EXERCISE GOAL
Print the listing below exactly.

Records from a data collection:
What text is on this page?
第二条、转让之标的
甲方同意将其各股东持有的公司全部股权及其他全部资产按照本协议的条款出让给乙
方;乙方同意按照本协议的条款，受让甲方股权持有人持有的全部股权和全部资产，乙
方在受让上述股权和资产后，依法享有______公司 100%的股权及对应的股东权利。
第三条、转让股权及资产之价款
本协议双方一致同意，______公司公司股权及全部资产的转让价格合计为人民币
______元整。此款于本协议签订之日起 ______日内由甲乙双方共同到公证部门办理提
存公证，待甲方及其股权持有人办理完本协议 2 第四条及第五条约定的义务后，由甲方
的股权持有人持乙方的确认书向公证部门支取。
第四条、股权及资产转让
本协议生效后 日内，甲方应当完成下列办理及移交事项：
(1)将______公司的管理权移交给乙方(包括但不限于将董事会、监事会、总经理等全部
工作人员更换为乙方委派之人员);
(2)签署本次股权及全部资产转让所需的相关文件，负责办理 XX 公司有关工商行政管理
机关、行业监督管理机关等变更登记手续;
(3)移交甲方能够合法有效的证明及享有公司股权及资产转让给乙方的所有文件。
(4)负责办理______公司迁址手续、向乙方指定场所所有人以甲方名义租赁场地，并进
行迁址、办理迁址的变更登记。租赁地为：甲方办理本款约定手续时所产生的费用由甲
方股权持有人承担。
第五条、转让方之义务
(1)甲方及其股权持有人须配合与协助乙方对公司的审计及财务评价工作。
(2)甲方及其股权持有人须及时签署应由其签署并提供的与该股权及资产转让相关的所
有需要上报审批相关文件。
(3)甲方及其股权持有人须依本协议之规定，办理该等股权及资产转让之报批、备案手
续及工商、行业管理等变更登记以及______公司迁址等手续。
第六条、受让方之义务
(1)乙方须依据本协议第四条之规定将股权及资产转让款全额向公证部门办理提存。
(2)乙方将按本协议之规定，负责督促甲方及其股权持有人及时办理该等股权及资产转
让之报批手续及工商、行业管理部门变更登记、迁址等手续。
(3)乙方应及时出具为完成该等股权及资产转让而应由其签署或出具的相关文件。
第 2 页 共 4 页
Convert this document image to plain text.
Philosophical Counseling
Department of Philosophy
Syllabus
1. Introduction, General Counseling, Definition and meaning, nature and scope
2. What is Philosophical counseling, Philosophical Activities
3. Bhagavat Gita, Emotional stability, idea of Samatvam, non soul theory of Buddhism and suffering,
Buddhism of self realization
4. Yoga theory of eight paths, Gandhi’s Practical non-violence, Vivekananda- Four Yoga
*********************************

WRITTEN ANSWER
What text is on this page?
第二条、转让之标的
甲方同意将其各股东持有的公司全部股权及其他全部资产按照本协议的条款出让给乙
方;乙方同意按照本协议的条款，受让甲方股权持有人持有的全部股权和全部资产，乙
方在受让上述股权和资产后，依法享有______公司 100%的股权及对应的股东权利。
第三条、转让股权及资产之价款
本协议双方一致同意，______公司公司股权及全部资产的转让价格合计为人民币
______元整。此款于本协议签订之日起 ______日内由甲乙双方共同到公证部门办理提
存公证，待甲方及其股权持有人办理完本协议 2 第四条及第五条约定的义务后，由甲方
的股权持有人持乙方的确认书向公证部门支取。
第四条、股权及资产转让
本协议生效后 日内，甲方应当完成下列办理及移交事项：
(1)将______公司的管理权移交给乙方(包括但不限于将董事会、监事会、总经理等全部
工作人员更换为乙方委派之人员);
(2)签署本次股权及全部资产转让所需的相关文件，负责办理 XX 公司有关工商行政管理
机关、行业监督管理机关等变更登记手续;
(3)移交甲方能够合法有效的证明及享有公司股权及资产转让给乙方的所有文件。
(4)负责办理______公司迁址手续、向乙方指定场所所有人以甲方名义租赁场地，并进
行迁址、办理迁址的变更登记。租赁地为：甲方办理本款约定手续时所产生的费用由甲
方股权持有人承担。
第五条、转让方之义务
(1)甲方及其股权持有人须配合与协助乙方对公司的审计及财务评价工作。
(2)甲方及其股权持有人须及时签署应由其签署并提供的与该股权及资产转让相关的所
有需要上报审批相关文件。
(3)甲方及其股权持有人须依本协议之规定，办理该等股权及资产转让之报批、备案手
续及工商、行业管理等变更登记以及______公司迁址等手续。
第六条、受让方之义务
(1)乙方须依据本协议第四条之规定将股权及资产转让款全额向公证部门办理提存。
(2)乙方将按本协议之规定，负责督促甲方及其股权持有人及时办理该等股权及资产转
让之报批手续及工商、行业管理部门变更登记、迁址等手续。
(3)乙方应及时出具为完成该等股权及资产转让而应由其签署或出具的相关文件。
第 2 页 共 4 页
Convert this document image to plain text.
Philosophical Counseling
Department of Philosophy
Syllabus
1. Introduction, General Counseling, Definition and meaning, nature and scope
2. What is Philosophical counseling, Philosophical Activities
3. Bhagavat Gita, Emotional stability, idea of Samatvam, non soul theory of Buddhism and suffering,
Buddhism of self realization
4. Yoga theory of eight paths, Gandhi’s Practical non-violence, Vivekananda- Four Yoga
*********************************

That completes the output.